## begin

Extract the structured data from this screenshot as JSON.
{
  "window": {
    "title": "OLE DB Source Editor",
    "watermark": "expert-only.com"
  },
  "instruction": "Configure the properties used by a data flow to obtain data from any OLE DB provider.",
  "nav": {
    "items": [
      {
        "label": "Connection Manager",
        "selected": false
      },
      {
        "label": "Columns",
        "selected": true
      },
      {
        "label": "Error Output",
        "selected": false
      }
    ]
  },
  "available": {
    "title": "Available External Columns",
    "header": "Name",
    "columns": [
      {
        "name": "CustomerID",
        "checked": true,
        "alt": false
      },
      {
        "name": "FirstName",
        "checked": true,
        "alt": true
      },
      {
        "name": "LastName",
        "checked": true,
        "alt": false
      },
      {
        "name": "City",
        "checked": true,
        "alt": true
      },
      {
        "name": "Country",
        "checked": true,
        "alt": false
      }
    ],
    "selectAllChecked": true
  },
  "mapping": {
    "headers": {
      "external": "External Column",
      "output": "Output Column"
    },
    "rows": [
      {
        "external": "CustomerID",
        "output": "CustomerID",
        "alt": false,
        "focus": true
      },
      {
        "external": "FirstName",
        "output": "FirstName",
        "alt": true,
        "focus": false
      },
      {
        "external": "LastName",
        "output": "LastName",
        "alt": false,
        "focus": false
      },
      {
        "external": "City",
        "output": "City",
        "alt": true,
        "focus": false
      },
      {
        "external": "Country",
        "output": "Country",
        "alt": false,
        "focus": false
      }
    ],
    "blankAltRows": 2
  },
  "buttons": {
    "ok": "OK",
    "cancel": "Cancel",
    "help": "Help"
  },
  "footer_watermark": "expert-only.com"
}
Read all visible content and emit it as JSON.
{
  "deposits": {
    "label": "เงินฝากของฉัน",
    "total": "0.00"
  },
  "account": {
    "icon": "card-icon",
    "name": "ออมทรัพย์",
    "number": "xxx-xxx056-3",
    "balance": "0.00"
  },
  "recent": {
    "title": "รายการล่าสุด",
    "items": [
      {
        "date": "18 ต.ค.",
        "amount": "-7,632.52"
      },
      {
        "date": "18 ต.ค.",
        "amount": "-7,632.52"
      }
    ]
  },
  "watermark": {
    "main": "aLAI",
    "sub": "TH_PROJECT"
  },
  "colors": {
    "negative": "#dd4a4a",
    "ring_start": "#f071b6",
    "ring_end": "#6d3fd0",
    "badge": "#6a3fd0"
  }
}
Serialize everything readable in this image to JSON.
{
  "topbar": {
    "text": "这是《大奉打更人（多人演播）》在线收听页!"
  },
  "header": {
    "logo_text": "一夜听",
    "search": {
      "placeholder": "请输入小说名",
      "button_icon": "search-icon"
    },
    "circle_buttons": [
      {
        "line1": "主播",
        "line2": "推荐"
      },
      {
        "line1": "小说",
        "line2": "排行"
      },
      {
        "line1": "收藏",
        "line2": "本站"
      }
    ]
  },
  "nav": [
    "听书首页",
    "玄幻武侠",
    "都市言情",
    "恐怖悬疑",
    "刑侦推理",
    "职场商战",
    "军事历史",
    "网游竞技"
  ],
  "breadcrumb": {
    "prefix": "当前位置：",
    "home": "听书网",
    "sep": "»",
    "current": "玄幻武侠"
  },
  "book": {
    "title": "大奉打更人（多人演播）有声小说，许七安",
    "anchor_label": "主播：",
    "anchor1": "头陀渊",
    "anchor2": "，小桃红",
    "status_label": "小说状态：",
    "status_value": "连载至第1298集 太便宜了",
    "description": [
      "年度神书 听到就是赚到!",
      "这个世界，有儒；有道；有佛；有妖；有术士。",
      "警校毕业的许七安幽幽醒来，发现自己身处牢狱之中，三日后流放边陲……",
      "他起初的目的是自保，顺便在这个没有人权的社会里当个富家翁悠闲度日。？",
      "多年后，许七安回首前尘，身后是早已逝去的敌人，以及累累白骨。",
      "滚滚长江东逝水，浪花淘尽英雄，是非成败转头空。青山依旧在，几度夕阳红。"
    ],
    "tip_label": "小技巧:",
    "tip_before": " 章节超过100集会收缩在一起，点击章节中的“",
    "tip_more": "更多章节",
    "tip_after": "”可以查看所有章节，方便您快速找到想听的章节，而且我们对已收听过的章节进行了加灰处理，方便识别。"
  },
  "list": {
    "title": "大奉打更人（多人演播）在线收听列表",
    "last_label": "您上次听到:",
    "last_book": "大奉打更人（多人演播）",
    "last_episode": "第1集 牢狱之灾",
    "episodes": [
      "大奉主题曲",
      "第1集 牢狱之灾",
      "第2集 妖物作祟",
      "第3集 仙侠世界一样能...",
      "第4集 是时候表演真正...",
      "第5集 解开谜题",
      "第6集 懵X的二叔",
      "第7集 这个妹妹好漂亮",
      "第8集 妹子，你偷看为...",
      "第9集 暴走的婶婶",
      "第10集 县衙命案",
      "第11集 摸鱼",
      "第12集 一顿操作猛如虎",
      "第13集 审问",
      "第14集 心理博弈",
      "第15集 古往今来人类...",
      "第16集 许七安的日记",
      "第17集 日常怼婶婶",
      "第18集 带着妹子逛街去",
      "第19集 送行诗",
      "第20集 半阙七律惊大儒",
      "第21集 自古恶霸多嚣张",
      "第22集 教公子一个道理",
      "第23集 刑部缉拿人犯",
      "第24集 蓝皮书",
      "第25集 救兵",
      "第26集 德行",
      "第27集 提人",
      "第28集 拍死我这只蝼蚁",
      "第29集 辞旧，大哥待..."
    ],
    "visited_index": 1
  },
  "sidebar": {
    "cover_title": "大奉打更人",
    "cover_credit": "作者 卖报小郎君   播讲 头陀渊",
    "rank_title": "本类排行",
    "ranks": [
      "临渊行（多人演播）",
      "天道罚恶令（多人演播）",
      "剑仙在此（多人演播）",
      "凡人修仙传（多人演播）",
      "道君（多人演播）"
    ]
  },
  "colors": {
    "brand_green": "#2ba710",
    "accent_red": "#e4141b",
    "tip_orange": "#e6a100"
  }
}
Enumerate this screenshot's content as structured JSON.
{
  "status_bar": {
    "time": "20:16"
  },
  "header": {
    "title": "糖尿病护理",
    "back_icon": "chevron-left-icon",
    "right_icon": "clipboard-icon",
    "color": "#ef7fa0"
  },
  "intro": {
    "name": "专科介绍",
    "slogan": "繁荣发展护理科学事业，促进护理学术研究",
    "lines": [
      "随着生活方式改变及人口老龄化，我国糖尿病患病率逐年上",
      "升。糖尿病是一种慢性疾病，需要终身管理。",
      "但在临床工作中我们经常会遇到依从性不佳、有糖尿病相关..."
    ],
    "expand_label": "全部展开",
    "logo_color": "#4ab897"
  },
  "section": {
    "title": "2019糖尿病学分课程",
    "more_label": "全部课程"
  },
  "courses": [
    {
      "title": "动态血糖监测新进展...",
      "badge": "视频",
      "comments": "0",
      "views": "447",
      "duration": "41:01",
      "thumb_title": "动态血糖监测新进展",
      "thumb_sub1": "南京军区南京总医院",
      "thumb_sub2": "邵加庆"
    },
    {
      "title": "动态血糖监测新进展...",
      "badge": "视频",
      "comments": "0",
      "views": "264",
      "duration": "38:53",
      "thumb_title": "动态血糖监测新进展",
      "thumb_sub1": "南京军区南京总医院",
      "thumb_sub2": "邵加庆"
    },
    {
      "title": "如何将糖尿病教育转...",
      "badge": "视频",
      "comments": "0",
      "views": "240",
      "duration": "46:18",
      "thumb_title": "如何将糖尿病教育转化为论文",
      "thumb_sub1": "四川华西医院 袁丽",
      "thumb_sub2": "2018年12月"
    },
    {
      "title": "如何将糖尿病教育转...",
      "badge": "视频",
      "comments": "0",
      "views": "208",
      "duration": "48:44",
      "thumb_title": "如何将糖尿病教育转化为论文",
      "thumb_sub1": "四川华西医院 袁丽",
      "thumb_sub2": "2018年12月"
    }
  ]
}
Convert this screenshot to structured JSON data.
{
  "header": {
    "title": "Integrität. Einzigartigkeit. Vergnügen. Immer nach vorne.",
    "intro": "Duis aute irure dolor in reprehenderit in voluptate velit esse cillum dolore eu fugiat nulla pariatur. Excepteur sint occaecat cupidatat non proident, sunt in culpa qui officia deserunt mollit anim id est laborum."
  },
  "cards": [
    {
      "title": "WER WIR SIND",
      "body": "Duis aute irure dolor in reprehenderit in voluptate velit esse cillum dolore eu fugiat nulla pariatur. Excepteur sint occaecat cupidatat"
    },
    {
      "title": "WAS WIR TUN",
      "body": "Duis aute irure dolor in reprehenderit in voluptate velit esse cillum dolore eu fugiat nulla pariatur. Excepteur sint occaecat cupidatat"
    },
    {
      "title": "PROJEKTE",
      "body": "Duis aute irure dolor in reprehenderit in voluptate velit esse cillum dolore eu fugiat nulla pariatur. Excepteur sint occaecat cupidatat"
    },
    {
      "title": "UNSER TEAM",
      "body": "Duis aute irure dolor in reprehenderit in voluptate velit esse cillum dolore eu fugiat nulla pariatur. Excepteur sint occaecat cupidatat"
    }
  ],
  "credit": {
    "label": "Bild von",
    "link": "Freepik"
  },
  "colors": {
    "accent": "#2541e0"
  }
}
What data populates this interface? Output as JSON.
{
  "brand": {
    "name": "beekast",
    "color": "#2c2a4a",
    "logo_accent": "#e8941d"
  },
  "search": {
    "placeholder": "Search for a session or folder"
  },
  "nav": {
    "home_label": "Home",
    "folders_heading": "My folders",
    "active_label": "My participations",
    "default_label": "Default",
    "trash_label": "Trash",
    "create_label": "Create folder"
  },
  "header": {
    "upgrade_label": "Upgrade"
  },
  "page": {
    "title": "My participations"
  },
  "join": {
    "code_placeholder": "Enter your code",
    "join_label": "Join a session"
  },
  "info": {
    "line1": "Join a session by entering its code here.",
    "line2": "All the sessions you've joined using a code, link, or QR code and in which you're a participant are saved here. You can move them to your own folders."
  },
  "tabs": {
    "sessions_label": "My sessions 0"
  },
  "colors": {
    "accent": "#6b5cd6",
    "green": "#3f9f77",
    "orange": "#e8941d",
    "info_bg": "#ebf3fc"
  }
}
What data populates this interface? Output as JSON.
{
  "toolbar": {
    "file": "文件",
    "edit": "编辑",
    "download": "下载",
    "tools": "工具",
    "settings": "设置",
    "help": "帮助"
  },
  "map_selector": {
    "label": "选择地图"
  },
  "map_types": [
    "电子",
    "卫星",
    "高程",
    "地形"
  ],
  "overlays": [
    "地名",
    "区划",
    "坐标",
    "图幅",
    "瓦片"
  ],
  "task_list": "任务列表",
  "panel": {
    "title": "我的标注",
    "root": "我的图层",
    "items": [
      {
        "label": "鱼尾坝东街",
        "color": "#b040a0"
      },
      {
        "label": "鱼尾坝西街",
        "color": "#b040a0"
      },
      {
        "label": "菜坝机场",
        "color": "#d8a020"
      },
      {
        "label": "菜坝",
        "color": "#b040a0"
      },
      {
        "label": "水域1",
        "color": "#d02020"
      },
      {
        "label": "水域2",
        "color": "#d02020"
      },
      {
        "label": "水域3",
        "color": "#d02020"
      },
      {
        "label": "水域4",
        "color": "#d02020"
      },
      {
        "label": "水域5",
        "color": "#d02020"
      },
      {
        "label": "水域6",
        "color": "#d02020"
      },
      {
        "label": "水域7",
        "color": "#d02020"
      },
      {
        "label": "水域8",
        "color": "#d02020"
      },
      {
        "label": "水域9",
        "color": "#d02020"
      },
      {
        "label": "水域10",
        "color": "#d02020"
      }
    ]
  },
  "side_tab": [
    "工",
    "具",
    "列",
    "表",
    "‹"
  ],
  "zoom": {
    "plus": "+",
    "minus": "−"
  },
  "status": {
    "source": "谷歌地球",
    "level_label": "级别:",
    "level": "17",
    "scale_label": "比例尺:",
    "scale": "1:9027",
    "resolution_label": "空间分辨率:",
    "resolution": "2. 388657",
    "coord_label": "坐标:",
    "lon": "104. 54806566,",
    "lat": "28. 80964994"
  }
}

## end

From the listing above, pick out each line where the word "participations" appears.

    "active_label": "My participations",
    "title": "My participations"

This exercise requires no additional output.